DESCRIPTION OF THE TASK: Please replace "circle-marker" with "round-marker" in the listing lines, starting with the line with "- triangle-marker: [199, 352, 219, 369]" and going on through the line with "- triangle-marker: [181, 324, 200, 342]", and return only those lines with everything else unchanged.

DATA TO PROCESS:
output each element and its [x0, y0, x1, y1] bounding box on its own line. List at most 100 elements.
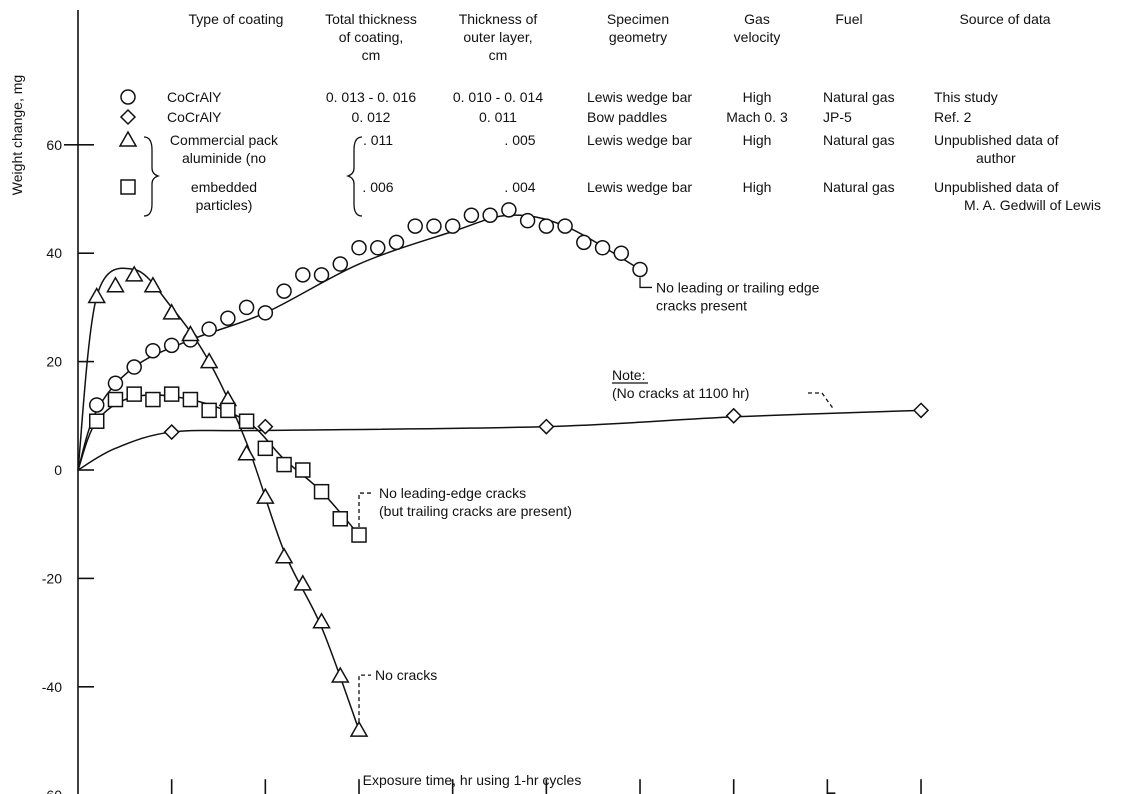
- triangle-marker: [199, 352, 219, 369]
- table-header: Type of coating: [189, 11, 284, 27]
- coating-type: CoCrAlY: [167, 89, 222, 105]
- square-marker: [351, 527, 367, 543]
- left-brace: [345, 136, 363, 217]
- triangle-marker: [293, 574, 313, 591]
- circle-marker: [313, 267, 330, 283]
- triangle-marker: [330, 666, 350, 683]
- square-marker: [107, 391, 124, 408]
- table-header: outer layer,: [463, 29, 532, 45]
- triangle-marker: [181, 324, 200, 342]
- y-tick-label: 0: [54, 462, 62, 478]
- y-tick-label: 40: [46, 245, 62, 261]
- data-source: Ref. 2: [934, 109, 972, 125]
- annotation-text: No cracks: [375, 667, 437, 683]
- square-series-curve: [77, 394, 360, 536]
- circle-marker: [120, 89, 136, 105]
- square-marker: [295, 462, 311, 478]
- specimen-geometry: Bow paddles: [587, 109, 667, 125]
- triangle-marker: [349, 720, 369, 737]
- annotation-text: (No cracks at 1100 hr): [612, 385, 749, 401]
- circle-marker: [463, 207, 480, 224]
- table-header: of coating,: [339, 29, 404, 45]
- square-marker: [182, 391, 199, 408]
- circle-marker: [238, 299, 255, 316]
- circle-marker: [107, 375, 124, 392]
- leader-line: [808, 392, 835, 411]
- total-thickness: . 011: [363, 132, 393, 148]
- triangle-marker: [124, 265, 144, 282]
- diamond-series: [163, 402, 930, 441]
- square-marker: [163, 386, 180, 402]
- diamond-series-curve: [77, 409, 922, 471]
- gas-velocity: High: [743, 89, 772, 105]
- square-marker: [120, 179, 136, 195]
- diamond-marker: [257, 418, 274, 435]
- y-axis-label: Weight change, mg: [9, 75, 25, 195]
- right-brace: [143, 136, 161, 217]
- table-header: Specimen: [607, 11, 669, 27]
- diamond-marker: [119, 108, 137, 126]
- circle-marker: [482, 207, 498, 224]
- triangle-marker: [274, 547, 294, 564]
- y-tick-label: 60: [46, 137, 62, 153]
- circle-series: [88, 202, 648, 413]
- annotation-text: No leading or trailing edge: [656, 279, 820, 295]
- square-marker: [332, 511, 349, 527]
- outer-thickness: 0. 011: [479, 109, 517, 125]
- triangle-marker: [237, 444, 256, 461]
- annotation-text: (but trailing cracks are present): [379, 503, 572, 519]
- circle-marker: [369, 240, 386, 256]
- circle-marker: [519, 212, 536, 229]
- circle-marker: [501, 202, 517, 218]
- diamond-marker: [163, 423, 180, 441]
- data-source: Unpublished data of: [934, 132, 1059, 148]
- circle-marker: [576, 234, 592, 251]
- data-source: author: [976, 150, 1016, 166]
- gas-velocity: High: [743, 179, 772, 195]
- table-header: geometry: [609, 29, 667, 45]
- x-axis-label: Exposure time, hr using 1-hr cycles: [363, 772, 582, 788]
- total-thickness: 0. 012: [352, 109, 391, 125]
- circle-marker: [295, 267, 311, 283]
- gas-velocity: High: [743, 132, 772, 148]
- leader-line: [358, 674, 372, 723]
- leader-line: [358, 492, 372, 528]
- total-thickness: 0. 013 - 0. 016: [326, 89, 417, 105]
- coating-type: CoCrAlY: [167, 109, 222, 125]
- circle-marker: [220, 310, 236, 326]
- circle-marker: [557, 218, 573, 234]
- outer-thickness: . 005: [504, 132, 535, 148]
- circle-marker: [594, 240, 611, 256]
- y-tick-label: 20: [46, 354, 62, 370]
- gas-velocity: Mach 0. 3: [726, 109, 788, 125]
- annotation-text: cracks present: [656, 297, 747, 313]
- triangle-marker: [87, 287, 107, 304]
- data-source: M. A. Gedwill of Lewis: [964, 197, 1101, 213]
- circle-marker: [388, 234, 405, 251]
- triangle-marker: [256, 487, 275, 504]
- legend-table: Type of coating Total thickness of coating…: [64, 11, 1101, 217]
- fuel: JP-5: [823, 109, 852, 125]
- data-source: This study: [934, 89, 998, 105]
- circle-marker: [613, 245, 630, 261]
- specimen-geometry: Lewis wedge bar: [587, 89, 692, 105]
- fuel: Natural gas: [823, 179, 895, 195]
- circle-marker: [257, 305, 274, 321]
- coating-type: embedded: [191, 179, 257, 195]
- square-marker: [238, 413, 255, 429]
- annotation-text: No leading-edge cracks: [379, 485, 526, 501]
- circle-marker: [88, 397, 105, 413]
- square-marker: [88, 413, 105, 429]
- data-source: Unpublished data of: [934, 179, 1059, 195]
- triangle-marker: [143, 276, 163, 293]
- square-marker: [313, 483, 330, 500]
- y-tick-label: -60: [42, 787, 62, 794]
- leader-line: [639, 277, 653, 289]
- diamond-marker: [725, 407, 742, 424]
- triangle-series: [87, 265, 369, 737]
- table-header: Total thickness: [325, 11, 417, 27]
- circle-marker: [351, 240, 367, 256]
- circle-marker: [163, 337, 180, 354]
- table-header: cm: [362, 47, 381, 63]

RESULT OF THE EXERCISE:
- triangle-marker: [199, 352, 219, 369]
- table-header: Type of coating: [189, 11, 284, 27]
- coating-type: CoCrAlY: [167, 89, 222, 105]
- square-marker: [351, 527, 367, 543]
- left-brace: [345, 136, 363, 217]
- triangle-marker: [293, 574, 313, 591]
- round-marker: [313, 267, 330, 283]
- triangle-marker: [330, 666, 350, 683]
- square-marker: [107, 391, 124, 408]
- table-header: outer layer,: [463, 29, 532, 45]
- triangle-marker: [181, 324, 200, 342]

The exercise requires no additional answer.